**Records shown:**
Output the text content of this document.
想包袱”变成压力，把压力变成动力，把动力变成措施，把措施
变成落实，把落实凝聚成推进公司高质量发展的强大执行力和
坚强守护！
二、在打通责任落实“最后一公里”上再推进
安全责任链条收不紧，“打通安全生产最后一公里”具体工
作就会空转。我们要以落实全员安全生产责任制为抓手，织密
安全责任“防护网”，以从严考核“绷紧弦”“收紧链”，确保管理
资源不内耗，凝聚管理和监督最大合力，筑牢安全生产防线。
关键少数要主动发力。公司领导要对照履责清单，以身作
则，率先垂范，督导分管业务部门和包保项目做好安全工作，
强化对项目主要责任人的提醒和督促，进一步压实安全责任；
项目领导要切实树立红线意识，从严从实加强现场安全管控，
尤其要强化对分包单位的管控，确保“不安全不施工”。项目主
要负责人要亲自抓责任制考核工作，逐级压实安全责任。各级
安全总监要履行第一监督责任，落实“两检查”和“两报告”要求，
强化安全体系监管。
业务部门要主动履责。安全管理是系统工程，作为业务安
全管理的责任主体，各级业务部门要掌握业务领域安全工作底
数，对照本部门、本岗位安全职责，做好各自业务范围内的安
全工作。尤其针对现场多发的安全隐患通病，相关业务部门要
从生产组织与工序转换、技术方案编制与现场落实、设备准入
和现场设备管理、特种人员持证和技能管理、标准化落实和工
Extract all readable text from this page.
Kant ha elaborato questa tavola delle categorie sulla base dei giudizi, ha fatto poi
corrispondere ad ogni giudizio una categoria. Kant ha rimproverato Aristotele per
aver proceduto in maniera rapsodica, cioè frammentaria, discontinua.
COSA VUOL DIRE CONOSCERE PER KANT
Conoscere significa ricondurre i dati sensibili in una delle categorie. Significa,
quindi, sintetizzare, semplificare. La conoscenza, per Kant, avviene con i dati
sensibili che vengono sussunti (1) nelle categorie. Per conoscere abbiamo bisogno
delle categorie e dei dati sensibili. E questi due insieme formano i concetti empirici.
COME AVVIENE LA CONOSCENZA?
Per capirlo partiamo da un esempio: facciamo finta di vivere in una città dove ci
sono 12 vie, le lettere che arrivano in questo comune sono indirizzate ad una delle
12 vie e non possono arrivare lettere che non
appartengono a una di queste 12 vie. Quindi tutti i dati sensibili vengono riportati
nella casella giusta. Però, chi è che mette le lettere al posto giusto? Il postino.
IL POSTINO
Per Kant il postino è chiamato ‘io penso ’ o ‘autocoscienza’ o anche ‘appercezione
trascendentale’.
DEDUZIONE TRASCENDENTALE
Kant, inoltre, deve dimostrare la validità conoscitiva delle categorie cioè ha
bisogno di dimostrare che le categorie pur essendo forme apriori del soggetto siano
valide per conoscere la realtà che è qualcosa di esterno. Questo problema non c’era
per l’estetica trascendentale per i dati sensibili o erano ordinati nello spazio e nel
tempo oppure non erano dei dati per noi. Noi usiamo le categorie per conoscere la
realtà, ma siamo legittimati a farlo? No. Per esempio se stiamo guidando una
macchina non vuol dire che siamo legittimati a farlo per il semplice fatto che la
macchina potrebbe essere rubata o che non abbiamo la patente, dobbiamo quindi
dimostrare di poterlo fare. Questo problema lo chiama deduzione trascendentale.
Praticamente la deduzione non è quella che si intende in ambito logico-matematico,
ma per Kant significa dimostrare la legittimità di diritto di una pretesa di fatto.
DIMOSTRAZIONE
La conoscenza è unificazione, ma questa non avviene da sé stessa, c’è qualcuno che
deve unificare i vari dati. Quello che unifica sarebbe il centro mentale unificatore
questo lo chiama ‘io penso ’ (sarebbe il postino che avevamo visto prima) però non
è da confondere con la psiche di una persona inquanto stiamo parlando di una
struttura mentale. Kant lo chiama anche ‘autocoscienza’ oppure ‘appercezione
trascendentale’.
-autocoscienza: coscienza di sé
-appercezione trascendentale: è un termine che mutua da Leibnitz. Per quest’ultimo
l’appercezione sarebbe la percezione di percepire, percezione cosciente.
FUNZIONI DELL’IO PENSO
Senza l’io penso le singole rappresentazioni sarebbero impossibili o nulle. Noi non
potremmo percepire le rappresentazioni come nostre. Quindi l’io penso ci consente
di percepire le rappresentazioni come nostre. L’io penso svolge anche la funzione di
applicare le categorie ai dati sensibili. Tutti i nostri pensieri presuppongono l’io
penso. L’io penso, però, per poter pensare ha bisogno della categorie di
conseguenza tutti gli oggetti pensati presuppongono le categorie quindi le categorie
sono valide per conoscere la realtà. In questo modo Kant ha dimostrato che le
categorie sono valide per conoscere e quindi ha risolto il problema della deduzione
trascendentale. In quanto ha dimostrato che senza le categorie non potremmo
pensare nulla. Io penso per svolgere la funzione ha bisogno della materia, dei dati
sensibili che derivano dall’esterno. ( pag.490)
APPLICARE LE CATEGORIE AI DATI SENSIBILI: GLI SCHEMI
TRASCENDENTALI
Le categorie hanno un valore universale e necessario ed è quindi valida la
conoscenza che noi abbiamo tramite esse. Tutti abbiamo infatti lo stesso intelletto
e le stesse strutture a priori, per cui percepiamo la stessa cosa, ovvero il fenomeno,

**Exercise directions:** Copy out each line of the material that holds the word "significa".

**Solution to this task:**
Conoscere significa ricondurre i dati sensibili in una delle categorie. Significa,
ma per Kant significa dimostrare la legittimità di diritto di una pretesa di fatto.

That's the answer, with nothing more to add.